**Short exercise:** Records follow. Pull out every line that contains "this".

**Given data:**
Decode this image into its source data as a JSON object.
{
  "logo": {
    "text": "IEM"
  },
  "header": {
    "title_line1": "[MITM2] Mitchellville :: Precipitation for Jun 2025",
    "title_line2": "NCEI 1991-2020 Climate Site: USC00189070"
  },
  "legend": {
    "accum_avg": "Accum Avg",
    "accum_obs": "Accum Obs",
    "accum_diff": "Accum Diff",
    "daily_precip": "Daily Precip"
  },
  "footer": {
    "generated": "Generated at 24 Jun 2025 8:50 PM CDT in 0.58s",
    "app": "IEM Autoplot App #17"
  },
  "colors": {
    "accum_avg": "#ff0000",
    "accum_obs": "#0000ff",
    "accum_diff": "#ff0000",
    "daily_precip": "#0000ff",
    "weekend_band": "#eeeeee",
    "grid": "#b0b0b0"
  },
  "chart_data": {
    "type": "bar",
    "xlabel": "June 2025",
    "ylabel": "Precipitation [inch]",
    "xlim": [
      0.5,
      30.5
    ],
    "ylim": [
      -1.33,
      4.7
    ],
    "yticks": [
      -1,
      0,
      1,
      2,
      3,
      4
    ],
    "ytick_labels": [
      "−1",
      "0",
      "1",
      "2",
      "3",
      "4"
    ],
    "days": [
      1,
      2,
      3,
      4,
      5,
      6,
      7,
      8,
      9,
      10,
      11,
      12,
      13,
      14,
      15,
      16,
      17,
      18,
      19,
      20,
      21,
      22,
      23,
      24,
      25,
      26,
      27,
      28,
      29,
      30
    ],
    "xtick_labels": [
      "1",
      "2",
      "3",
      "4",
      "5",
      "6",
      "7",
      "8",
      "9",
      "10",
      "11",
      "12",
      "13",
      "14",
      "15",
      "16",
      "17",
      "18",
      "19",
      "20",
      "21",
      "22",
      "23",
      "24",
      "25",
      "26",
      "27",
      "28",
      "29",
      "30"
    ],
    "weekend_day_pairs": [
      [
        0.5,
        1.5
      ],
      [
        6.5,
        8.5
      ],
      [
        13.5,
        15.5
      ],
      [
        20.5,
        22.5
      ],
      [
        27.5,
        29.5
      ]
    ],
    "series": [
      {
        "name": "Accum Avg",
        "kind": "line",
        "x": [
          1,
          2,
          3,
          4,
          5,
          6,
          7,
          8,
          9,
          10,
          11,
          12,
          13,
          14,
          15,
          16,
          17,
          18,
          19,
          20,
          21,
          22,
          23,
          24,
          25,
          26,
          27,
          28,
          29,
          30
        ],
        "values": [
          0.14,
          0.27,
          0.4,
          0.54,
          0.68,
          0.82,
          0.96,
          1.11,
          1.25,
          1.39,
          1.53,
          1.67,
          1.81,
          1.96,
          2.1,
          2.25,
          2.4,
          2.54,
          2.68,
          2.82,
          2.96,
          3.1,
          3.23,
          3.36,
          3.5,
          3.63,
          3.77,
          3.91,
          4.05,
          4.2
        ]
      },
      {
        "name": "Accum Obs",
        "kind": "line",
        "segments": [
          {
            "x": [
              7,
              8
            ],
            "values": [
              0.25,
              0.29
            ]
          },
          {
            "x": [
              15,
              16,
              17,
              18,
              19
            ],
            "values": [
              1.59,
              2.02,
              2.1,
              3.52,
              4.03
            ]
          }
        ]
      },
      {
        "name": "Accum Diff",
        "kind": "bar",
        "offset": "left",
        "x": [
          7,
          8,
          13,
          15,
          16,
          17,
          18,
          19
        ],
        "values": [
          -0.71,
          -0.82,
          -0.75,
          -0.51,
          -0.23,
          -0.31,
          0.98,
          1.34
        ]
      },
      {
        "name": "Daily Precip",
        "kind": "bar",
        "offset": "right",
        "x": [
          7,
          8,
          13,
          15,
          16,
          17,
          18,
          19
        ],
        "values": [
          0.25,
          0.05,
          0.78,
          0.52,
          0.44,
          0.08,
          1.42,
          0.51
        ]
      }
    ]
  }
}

...

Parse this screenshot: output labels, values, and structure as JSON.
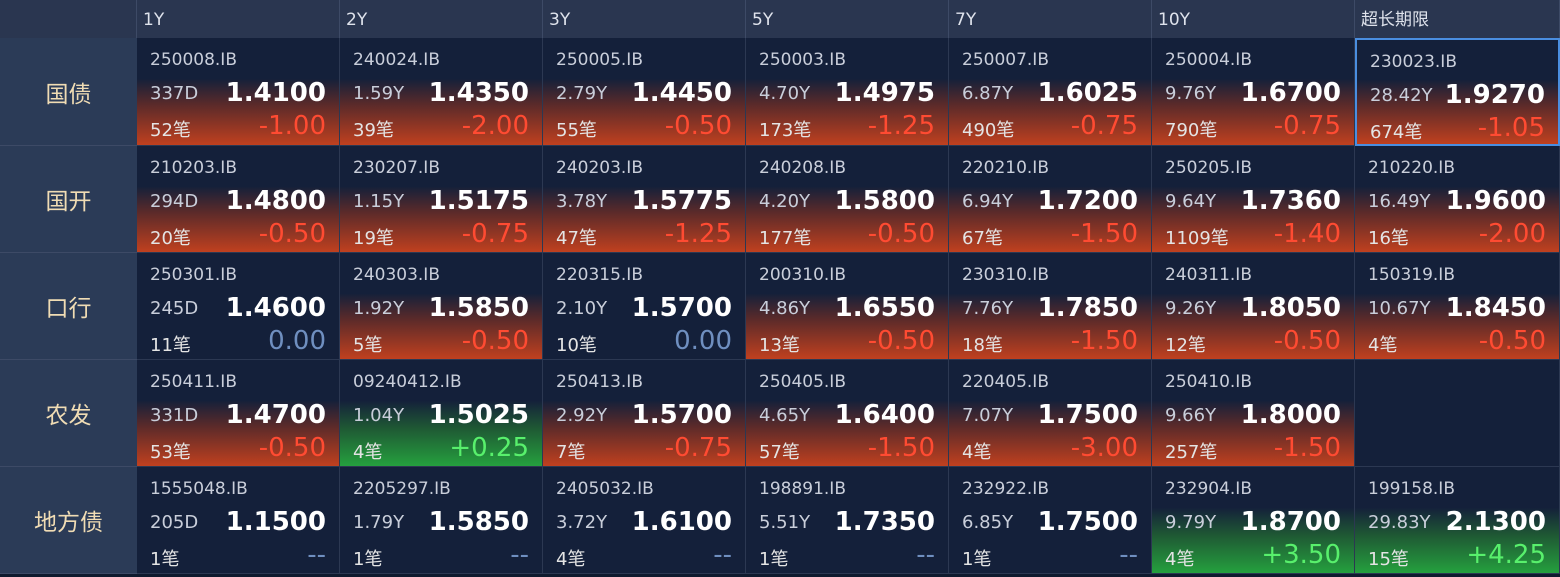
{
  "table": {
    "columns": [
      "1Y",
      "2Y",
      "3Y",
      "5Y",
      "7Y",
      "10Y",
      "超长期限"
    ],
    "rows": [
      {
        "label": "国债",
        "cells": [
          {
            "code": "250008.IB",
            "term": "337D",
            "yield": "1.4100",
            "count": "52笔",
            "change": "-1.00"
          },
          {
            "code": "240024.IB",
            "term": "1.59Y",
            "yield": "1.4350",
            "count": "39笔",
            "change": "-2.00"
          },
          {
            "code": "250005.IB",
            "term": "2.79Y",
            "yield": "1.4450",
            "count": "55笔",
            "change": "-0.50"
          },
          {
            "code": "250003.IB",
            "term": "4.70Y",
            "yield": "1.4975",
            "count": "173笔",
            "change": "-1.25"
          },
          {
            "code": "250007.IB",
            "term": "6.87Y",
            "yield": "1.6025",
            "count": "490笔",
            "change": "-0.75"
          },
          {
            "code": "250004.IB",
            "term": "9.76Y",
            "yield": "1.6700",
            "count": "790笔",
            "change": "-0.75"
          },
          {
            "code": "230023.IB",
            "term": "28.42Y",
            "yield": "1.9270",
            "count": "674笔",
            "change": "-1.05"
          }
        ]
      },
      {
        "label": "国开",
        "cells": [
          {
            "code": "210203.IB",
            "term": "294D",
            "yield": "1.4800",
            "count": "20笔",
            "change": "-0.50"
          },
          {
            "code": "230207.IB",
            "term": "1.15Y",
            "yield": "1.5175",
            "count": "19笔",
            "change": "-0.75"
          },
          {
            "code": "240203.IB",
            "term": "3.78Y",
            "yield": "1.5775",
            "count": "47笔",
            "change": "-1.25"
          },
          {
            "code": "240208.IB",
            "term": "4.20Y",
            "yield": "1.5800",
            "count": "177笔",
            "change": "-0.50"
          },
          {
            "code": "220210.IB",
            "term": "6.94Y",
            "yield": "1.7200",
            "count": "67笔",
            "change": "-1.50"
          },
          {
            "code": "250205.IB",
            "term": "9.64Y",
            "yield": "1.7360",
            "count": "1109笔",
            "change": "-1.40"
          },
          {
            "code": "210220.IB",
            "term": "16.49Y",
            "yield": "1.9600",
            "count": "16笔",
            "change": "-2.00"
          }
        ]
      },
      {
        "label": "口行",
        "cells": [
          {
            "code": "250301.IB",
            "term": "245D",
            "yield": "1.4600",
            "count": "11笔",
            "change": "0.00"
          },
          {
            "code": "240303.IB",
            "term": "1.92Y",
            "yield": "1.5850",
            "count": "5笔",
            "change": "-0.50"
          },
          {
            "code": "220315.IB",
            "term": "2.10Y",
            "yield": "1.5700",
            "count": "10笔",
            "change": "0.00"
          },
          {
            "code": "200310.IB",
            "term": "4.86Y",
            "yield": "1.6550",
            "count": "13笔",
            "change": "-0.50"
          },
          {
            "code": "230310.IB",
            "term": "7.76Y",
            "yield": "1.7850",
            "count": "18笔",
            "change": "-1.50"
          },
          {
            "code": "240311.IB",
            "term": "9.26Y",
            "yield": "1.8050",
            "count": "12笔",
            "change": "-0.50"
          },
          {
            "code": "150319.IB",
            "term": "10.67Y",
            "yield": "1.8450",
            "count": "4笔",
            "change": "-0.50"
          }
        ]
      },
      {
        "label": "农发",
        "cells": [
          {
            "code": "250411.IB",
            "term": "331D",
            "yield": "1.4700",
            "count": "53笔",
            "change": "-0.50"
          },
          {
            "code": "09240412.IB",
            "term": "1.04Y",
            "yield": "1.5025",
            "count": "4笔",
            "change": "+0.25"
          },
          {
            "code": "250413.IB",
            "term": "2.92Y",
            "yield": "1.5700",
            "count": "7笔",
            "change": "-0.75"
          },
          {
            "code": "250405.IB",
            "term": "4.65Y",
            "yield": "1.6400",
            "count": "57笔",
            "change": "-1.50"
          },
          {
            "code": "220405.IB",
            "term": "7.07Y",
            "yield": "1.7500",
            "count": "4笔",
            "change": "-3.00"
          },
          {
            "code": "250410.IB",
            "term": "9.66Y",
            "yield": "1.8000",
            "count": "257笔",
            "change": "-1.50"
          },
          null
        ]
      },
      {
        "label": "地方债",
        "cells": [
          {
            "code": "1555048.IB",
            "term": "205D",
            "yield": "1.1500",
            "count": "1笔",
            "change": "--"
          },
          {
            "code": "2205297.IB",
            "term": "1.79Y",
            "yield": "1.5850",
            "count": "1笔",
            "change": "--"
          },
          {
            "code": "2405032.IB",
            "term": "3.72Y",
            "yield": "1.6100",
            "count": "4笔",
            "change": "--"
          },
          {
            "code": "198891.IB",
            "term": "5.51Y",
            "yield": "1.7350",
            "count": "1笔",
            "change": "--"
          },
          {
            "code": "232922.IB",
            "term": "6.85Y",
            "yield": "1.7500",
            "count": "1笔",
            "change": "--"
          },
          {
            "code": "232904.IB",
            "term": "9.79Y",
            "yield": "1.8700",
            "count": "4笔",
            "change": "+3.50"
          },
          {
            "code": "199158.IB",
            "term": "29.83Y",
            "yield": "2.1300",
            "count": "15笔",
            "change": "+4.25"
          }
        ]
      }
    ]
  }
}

**Response to the exercise:**
Decode this image into its source data as a JSON object.
Parse this screenshot: output labels, values, and structure as JSON.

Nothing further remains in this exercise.